> _Task input_
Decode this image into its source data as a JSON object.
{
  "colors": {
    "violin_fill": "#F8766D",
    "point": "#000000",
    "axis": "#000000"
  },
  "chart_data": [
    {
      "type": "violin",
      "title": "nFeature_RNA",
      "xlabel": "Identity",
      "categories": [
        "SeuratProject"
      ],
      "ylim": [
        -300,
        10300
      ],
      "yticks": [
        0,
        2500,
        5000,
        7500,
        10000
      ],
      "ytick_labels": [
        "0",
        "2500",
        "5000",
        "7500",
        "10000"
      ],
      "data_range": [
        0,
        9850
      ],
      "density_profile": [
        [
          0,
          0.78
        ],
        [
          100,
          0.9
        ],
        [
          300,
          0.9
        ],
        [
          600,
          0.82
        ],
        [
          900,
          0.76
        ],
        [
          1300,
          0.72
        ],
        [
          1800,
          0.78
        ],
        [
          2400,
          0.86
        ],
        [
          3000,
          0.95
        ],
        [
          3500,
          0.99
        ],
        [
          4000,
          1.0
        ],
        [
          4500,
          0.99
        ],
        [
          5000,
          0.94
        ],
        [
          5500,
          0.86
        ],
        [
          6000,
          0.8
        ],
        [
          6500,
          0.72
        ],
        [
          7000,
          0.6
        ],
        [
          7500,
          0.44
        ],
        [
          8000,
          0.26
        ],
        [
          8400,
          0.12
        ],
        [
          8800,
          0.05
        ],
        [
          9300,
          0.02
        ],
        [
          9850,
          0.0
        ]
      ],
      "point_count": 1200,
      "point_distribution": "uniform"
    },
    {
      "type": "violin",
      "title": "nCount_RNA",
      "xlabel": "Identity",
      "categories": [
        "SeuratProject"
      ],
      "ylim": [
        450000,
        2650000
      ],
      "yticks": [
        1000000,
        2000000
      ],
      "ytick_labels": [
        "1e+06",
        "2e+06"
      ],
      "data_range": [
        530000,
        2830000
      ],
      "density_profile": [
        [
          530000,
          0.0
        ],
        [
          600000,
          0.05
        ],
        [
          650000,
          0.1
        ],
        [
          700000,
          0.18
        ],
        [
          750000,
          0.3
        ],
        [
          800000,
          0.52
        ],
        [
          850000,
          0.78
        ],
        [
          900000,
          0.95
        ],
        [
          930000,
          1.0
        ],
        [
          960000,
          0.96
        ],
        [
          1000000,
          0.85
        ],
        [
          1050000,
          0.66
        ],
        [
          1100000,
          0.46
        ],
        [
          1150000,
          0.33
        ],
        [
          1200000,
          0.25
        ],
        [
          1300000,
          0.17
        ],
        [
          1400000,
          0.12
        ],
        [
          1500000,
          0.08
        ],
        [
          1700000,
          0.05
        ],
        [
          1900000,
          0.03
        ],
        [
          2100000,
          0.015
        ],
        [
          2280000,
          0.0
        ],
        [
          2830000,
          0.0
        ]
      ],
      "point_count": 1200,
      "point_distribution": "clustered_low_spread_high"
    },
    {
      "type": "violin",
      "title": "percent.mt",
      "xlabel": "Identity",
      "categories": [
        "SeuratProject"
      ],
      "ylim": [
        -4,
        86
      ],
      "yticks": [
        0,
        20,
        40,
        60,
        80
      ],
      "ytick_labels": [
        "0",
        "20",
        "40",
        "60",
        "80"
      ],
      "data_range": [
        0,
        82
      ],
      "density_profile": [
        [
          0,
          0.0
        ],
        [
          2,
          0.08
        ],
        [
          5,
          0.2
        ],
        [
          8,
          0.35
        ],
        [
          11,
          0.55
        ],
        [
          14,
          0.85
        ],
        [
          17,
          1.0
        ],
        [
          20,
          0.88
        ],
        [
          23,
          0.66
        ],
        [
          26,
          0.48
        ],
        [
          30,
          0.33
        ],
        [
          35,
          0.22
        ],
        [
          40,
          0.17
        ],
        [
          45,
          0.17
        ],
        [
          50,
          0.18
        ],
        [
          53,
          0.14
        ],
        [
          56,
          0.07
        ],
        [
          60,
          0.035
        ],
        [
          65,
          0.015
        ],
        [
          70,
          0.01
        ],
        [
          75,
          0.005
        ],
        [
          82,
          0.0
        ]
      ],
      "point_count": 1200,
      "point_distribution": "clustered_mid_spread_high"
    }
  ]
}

> _What the task requires_
Output all of the data again. Match it exactly.

> _Reply to the exercise_
Decode this image into its source data as a JSON object.
{
  "colors": {
    "violin_fill": "#F8766D",
    "point": "#000000",
    "axis": "#000000"
  },
  "chart_data": [
    {
      "type": "violin",
      "title": "nFeature_RNA",
      "xlabel": "Identity",
      "categories": [
        "SeuratProject"
      ],
      "ylim": [
        -300,
        10300
      ],
      "yticks": [
        0,
        2500,
        5000,
        7500,
        10000
      ],
      "ytick_labels": [
        "0",
        "2500",
        "5000",
        "7500",
        "10000"
      ],
      "data_range": [
        0,
        9850
      ],
      "density_profile": [
        [
          0,
          0.78
        ],
        [
          100,
          0.9
        ],
        [
          300,
          0.9
        ],
        [
          600,
          0.82
        ],
        [
          900,
          0.76
        ],
        [
          1300,
          0.72
        ],
        [
          1800,
          0.78
        ],
        [
          2400,
          0.86
        ],
        [
          3000,
          0.95
        ],
        [
          3500,
          0.99
        ],
        [
          4000,
          1.0
        ],
        [
          4500,
          0.99
        ],
        [
          5000,
          0.94
        ],
        [
          5500,
          0.86
        ],
        [
          6000,
          0.8
        ],
        [
          6500,
          0.72
        ],
        [
          7000,
          0.6
        ],
        [
          7500,
          0.44
        ],
        [
          8000,
          0.26
        ],
        [
          8400,
          0.12
        ],
        [
          8800,
          0.05
        ],
        [
          9300,
          0.02
        ],
        [
          9850,
          0.0
        ]
      ],
      "point_count": 1200,
      "point_distribution": "uniform"
    },
    {
      "type": "violin",
      "title": "nCount_RNA",
      "xlabel": "Identity",
      "categories": [
        "SeuratProject"
      ],
      "ylim": [
        450000,
        2650000
      ],
      "yticks": [
        1000000,
        2000000
      ],
      "ytick_labels": [
        "1e+06",
        "2e+06"
      ],
      "data_range": [
        530000,
        2830000
      ],
      "density_profile": [
        [
          530000,
          0.0
        ],
        [
          600000,
          0.05
        ],
        [
          650000,
          0.1
        ],
        [
          700000,
          0.18
        ],
        [
          750000,
          0.3
        ],
        [
          800000,
          0.52
        ],
        [
          850000,
          0.78
        ],
        [
          900000,
          0.95
        ],
        [
          930000,
          1.0
        ],
        [
          960000,
          0.96
        ],
        [
          1000000,
          0.85
        ],
        [
          1050000,
          0.66
        ],
        [
          1100000,
          0.46
        ],
        [
          1150000,
          0.33
        ],
        [
          1200000,
          0.25
        ],
        [
          1300000,
          0.17
        ],
        [
          1400000,
          0.12
        ],
        [
          1500000,
          0.08
        ],
        [
          1700000,
          0.05
        ],
        [
          1900000,
          0.03
        ],
        [
          2100000,
          0.015
        ],
        [
          2280000,
          0.0
        ],
        [
          2830000,
          0.0
        ]
      ],
      "point_count": 1200,
      "point_distribution": "clustered_low_spread_high"
    },
    {
      "type": "violin",
      "title": "percent.mt",
      "xlabel": "Identity",
      "categories": [
        "SeuratProject"
      ],
      "ylim": [
        -4,
        86
      ],
      "yticks": [
        0,
        20,
        40,
        60,
        80
      ],
      "ytick_labels": [
        "0",
        "20",
        "40",
        "60",
        "80"
      ],
      "data_range": [
        0,
        82
      ],
      "density_profile": [
        [
          0,
          0.0
        ],
        [
          2,
          0.08
        ],
        [
          5,
          0.2
        ],
        [
          8,
          0.35
        ],
        [
          11,
          0.55
        ],
        [
          14,
          0.85
        ],
        [
          17,
          1.0
        ],
        [
          20,
          0.88
        ],
        [
          23,
          0.66
        ],
        [
          26,
          0.48
        ],
        [
          30,
          0.33
        ],
        [
          35,
          0.22
        ],
        [
          40,
          0.17
        ],
        [
          45,
          0.17
        ],
        [
          50,
          0.18
        ],
        [
          53,
          0.14
        ],
        [
          56,
          0.07
        ],
        [
          60,
          0.035
        ],
        [
          65,
          0.015
        ],
        [
          70,
          0.01
        ],
        [
          75,
          0.005
        ],
        [
          82,
          0.0
        ]
      ],
      "point_count": 1200,
      "point_distribution": "clustered_mid_spread_high"
    }
  ]
}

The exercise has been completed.